(Saved data entries)
........

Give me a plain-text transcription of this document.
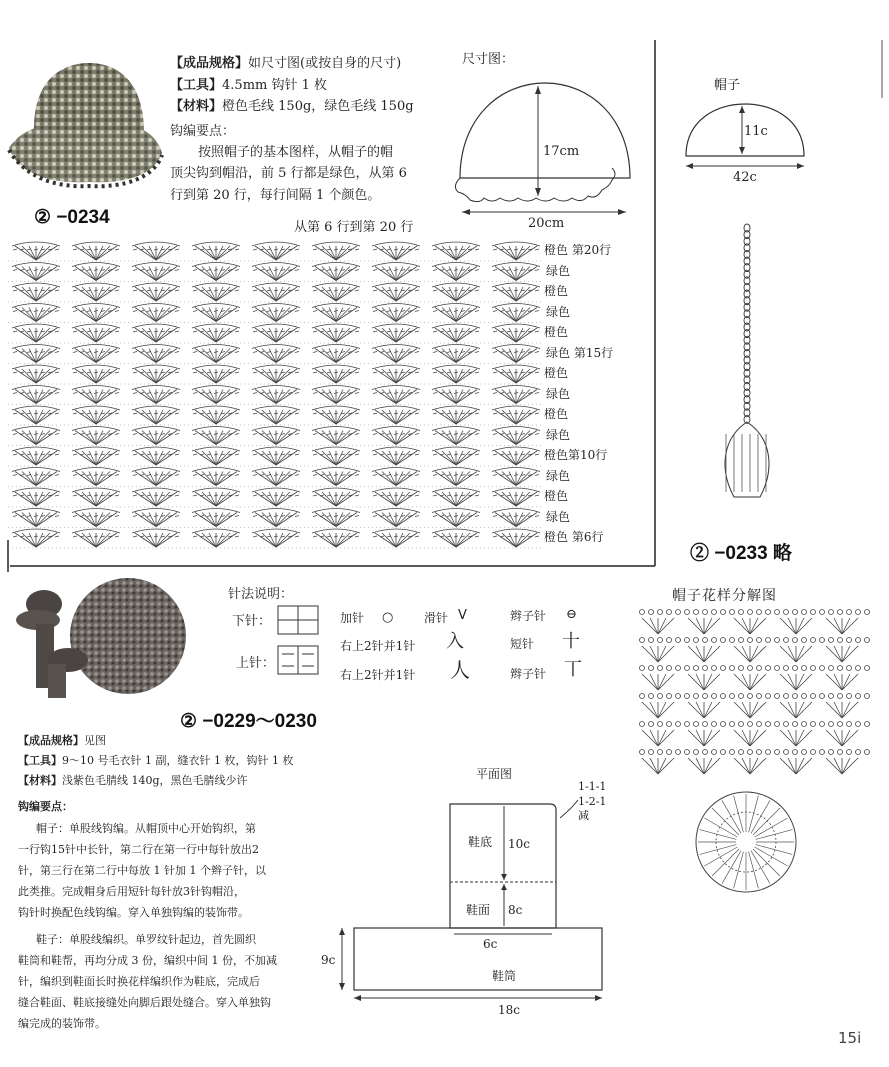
【成品规格】如尺寸图(或按自身的尺寸)
【工具】4.5mm 钩针 1 枚
【材料】橙色毛线 150g，绿色毛线 150g
钩编要点：
按照帽子的基本图样，从帽子的帽
顶尖钩到帽沿，前 5 行都是绿色，从第 6
行到第 20 行，每行间隔 1 个颜色。
② −0234
尺寸图：
17cm
20cm
从第 6 行到第 20 行
橙色 第20行
绿色
橙色
绿色
橙色
绿色 第15行
橙色
绿色
橙色
绿色
橙色第10行
绿色
橙色
绿色
橙色 第6行
帽子
11c
42c
② −0233 略
② −0229～0230
针法说明：
下针：
上针：
加针 ○	滑针 V	辫子针 ⊖
右上2针并1针 入	短针 十
右上2针并1针 人	辫子针 丅
帽子花样分解图
【成品规格】见图
【工具】9～10 号毛衣针 1 副，缝衣针 1 枚，钩针 1 枚
【材料】浅紫色毛腈线 140g，黑色毛腈线少许
钩编要点：
帽子：单股线钩编。从帽顶中心开始钩织，第
一行钩15针中长针，第二行在第一行中每针放出2
针，第三行在第二行中每放 1 针加 1 个辫子针，以
此类推。完成帽身后用短针每针放3针钩帽沿，
钩针时换配色线钩编。穿入单独钩编的装饰带。
鞋子：单股线编织。单罗纹针起边，首先圆织
鞋筒和鞋帮，再均分成 3 份，编织中间 1 份，不加减
针，编织到鞋面长时换花样编织作为鞋底，完成后
缝合鞋面、鞋底接缝处向脚后跟处缝合。穿入单独钩
编完成的装饰带。
平面图
1-1-1
1-2-1
减
鞋底 10c
鞋面 8c
6c
9c
鞋筒
18c
15i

........

§ What you have to do
Skipping the pictures, transcribe each line above exactly as it appears.

§ Result of this task
Give me a plain-text transcription of this document.
【成品规格】如尺寸图(或按自身的尺寸)
【工具】4.5mm 钩针 1 枚
【材料】橙色毛线 150g，绿色毛线 150g
钩编要点：
按照帽子的基本图样，从帽子的帽
顶尖钩到帽沿，前 5 行都是绿色，从第 6
行到第 20 行，每行间隔 1 个颜色。
② −0234
尺寸图：
17cm
20cm
从第 6 行到第 20 行
橙色 第20行
绿色
橙色
绿色
橙色
绿色 第15行
橙色
绿色
橙色
绿色
橙色第10行
绿色
橙色
绿色
橙色 第6行
帽子
11c
42c
② −0233 略
② −0229～0230
针法说明：
下针：
上针：
加针 ○	滑针 V	辫子针 ⊖
右上2针并1针 入	短针 十
右上2针并1针 人	辫子针 丅
帽子花样分解图
【成品规格】见图
【工具】9～10 号毛衣针 1 副，缝衣针 1 枚，钩针 1 枚
【材料】浅紫色毛腈线 140g，黑色毛腈线少许
钩编要点：
帽子：单股线钩编。从帽顶中心开始钩织，第
一行钩15针中长针，第二行在第一行中每针放出2
针，第三行在第二行中每放 1 针加 1 个辫子针，以
此类推。完成帽身后用短针每针放3针钩帽沿，
钩针时换配色线钩编。穿入单独钩编的装饰带。
鞋子：单股线编织。单罗纹针起边，首先圆织
鞋筒和鞋帮，再均分成 3 份，编织中间 1 份，不加减
针，编织到鞋面长时换花样编织作为鞋底，完成后
缝合鞋面、鞋底接缝处向脚后跟处缝合。穿入单独钩
编完成的装饰带。
平面图
1-1-1
1-2-1
减
鞋底 10c
鞋面 8c
6c
9c
鞋筒
18c
15i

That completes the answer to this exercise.